Write only the number of lines holding the string "Imported".

Figure collection entries:

···

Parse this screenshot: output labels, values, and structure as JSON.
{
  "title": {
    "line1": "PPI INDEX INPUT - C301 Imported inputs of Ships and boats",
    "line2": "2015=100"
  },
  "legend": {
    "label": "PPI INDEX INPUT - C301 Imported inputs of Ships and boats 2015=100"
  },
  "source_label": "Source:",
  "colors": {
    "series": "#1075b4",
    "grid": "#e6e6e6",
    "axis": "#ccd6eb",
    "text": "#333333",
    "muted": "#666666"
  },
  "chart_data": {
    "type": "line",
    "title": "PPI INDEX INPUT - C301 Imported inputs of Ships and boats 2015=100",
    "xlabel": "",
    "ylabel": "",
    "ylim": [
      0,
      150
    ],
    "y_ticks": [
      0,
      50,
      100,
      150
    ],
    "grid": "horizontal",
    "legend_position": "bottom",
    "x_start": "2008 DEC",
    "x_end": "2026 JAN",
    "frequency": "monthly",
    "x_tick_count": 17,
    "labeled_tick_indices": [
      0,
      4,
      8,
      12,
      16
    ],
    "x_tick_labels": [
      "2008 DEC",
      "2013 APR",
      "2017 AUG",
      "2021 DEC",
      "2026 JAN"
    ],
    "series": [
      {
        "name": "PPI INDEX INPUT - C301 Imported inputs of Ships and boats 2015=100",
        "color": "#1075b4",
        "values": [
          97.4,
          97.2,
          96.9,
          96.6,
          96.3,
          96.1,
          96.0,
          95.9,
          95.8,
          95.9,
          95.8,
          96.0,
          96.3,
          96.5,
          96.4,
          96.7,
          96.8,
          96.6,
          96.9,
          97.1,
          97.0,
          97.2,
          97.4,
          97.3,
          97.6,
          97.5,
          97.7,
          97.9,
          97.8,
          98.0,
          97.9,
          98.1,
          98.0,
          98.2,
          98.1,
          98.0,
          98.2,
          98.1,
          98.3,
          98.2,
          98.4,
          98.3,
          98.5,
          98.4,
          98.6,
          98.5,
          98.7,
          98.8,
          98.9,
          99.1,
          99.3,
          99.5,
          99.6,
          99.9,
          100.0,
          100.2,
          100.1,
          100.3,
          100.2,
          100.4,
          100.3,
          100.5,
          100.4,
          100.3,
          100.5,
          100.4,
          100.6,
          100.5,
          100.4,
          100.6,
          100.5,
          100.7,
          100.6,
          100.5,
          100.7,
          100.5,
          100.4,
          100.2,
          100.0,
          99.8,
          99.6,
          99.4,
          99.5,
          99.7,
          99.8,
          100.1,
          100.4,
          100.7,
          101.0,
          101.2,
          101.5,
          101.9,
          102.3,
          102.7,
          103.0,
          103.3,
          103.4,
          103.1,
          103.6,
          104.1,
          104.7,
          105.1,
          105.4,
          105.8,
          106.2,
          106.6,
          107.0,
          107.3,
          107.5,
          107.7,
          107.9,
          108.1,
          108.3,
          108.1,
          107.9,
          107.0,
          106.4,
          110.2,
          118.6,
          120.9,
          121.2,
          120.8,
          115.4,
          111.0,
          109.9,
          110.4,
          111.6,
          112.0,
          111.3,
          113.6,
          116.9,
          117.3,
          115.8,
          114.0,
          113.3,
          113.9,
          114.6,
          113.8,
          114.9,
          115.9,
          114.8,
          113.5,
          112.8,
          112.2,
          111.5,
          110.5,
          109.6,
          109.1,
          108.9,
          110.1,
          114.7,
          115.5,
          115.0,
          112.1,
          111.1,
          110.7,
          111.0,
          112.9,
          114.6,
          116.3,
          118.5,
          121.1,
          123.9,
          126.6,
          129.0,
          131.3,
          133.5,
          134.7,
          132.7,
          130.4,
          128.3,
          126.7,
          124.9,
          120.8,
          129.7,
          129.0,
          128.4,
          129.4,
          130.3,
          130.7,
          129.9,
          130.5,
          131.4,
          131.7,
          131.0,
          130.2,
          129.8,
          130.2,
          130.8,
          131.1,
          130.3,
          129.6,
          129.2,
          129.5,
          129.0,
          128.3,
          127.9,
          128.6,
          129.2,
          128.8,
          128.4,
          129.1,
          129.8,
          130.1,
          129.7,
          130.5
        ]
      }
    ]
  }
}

···

**Written solution:** 4